- **What to do**
Your copy of the material below should match it exactly, except that it holds no pictures.
# Start of Entries supplied
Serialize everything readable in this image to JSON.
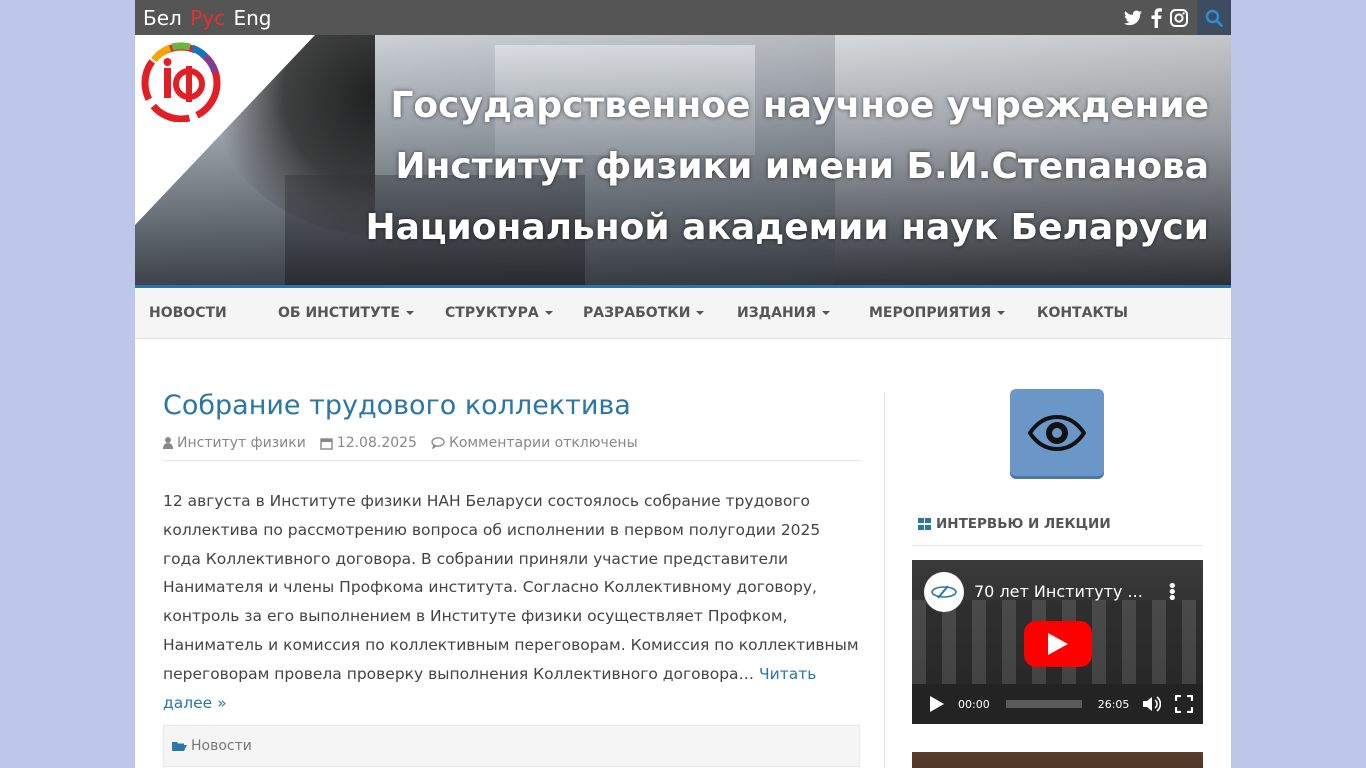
{
  "topbar": {
    "languages": [
      "Бел",
      "Рус",
      "Eng"
    ],
    "active_language": "Рус",
    "social_icons": [
      "twitter-icon",
      "facebook-icon",
      "instagram-icon"
    ],
    "search_icon": "search-icon"
  },
  "banner": {
    "title_lines": [
      "Государственное научное учреждение",
      "Институт физики имени Б.И.Степанова",
      "Национальной академии наук Беларуси"
    ]
  },
  "nav": {
    "items": [
      {
        "label": "НОВОСТИ",
        "has_dropdown": false
      },
      {
        "label": "ОБ ИНСТИТУТЕ",
        "has_dropdown": true
      },
      {
        "label": "СТРУКТУРА",
        "has_dropdown": true
      },
      {
        "label": "РАЗРАБОТКИ",
        "has_dropdown": true
      },
      {
        "label": "ИЗДАНИЯ",
        "has_dropdown": true
      },
      {
        "label": "МЕРОПРИЯТИЯ",
        "has_dropdown": true
      },
      {
        "label": "КОНТАКТЫ",
        "has_dropdown": false
      }
    ]
  },
  "post": {
    "title": "Собрание трудового коллектива",
    "author": "Институт физики",
    "date": "12.08.2025",
    "comments": "Комментарии отключены",
    "excerpt": "12 августа в Институте физики НАН Беларуси состоялось собрание трудового коллектива по рассмотрению вопроса об исполнении в первом полугодии 2025 года Коллективного договора. В собрании приняли участие представители Нанимателя и члены Профкома института. Согласно Коллективному договору, контроль за его выполнением в Институте физики осуществляет Профком, Наниматель и комиссия по коллективным переговорам. Комиссия по коллективным переговорам провела проверку выполнения Коллективного договора…",
    "read_more": "Читать далее »",
    "category": "Новости"
  },
  "sidebar": {
    "accessibility_icon": "eye-icon",
    "widget_title": "ИНТЕРВЬЮ И ЛЕКЦИИ",
    "video": {
      "title": "70 лет Институту ...",
      "time_current": "00:00",
      "time_total": "26:05"
    }
  },
  "colors": {
    "accent": "#2a76a9",
    "topbar": "#555555",
    "active_language": "#e53030",
    "background": "#bcc7e9"
  }
}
# End of Entries supplied
- **Correct response**
Serialize everything readable in this image to JSON.
{
  "topbar": {
    "languages": [
      "Бел",
      "Рус",
      "Eng"
    ],
    "active_language": "Рус",
    "social_icons": [
      "twitter-icon",
      "facebook-icon",
      "instagram-icon"
    ],
    "search_icon": "search-icon"
  },
  "banner": {
    "title_lines": [
      "Государственное научное учреждение",
      "Институт физики имени Б.И.Степанова",
      "Национальной академии наук Беларуси"
    ]
  },
  "nav": {
    "items": [
      {
        "label": "НОВОСТИ",
        "has_dropdown": false
      },
      {
        "label": "ОБ ИНСТИТУТЕ",
        "has_dropdown": true
      },
      {
        "label": "СТРУКТУРА",
        "has_dropdown": true
      },
      {
        "label": "РАЗРАБОТКИ",
        "has_dropdown": true
      },
      {
        "label": "ИЗДАНИЯ",
        "has_dropdown": true
      },
      {
        "label": "МЕРОПРИЯТИЯ",
        "has_dropdown": true
      },
      {
        "label": "КОНТАКТЫ",
        "has_dropdown": false
      }
    ]
  },
  "post": {
    "title": "Собрание трудового коллектива",
    "author": "Институт физики",
    "date": "12.08.2025",
    "comments": "Комментарии отключены",
    "excerpt": "12 августа в Институте физики НАН Беларуси состоялось собрание трудового коллектива по рассмотрению вопроса об исполнении в первом полугодии 2025 года Коллективного договора. В собрании приняли участие представители Нанимателя и члены Профкома института. Согласно Коллективному договору, контроль за его выполнением в Институте физики осуществляет Профком, Наниматель и комиссия по коллективным переговорам. Комиссия по коллективным переговорам провела проверку выполнения Коллективного договора…",
    "read_more": "Читать далее »",
    "category": "Новости"
  },
  "sidebar": {
    "accessibility_icon": "eye-icon",
    "widget_title": "ИНТЕРВЬЮ И ЛЕКЦИИ",
    "video": {
      "title": "70 лет Институту ...",
      "time_current": "00:00",
      "time_total": "26:05"
    }
  },
  "colors": {
    "accent": "#2a76a9",
    "topbar": "#555555",
    "active_language": "#e53030",
    "background": "#bcc7e9"
  }
}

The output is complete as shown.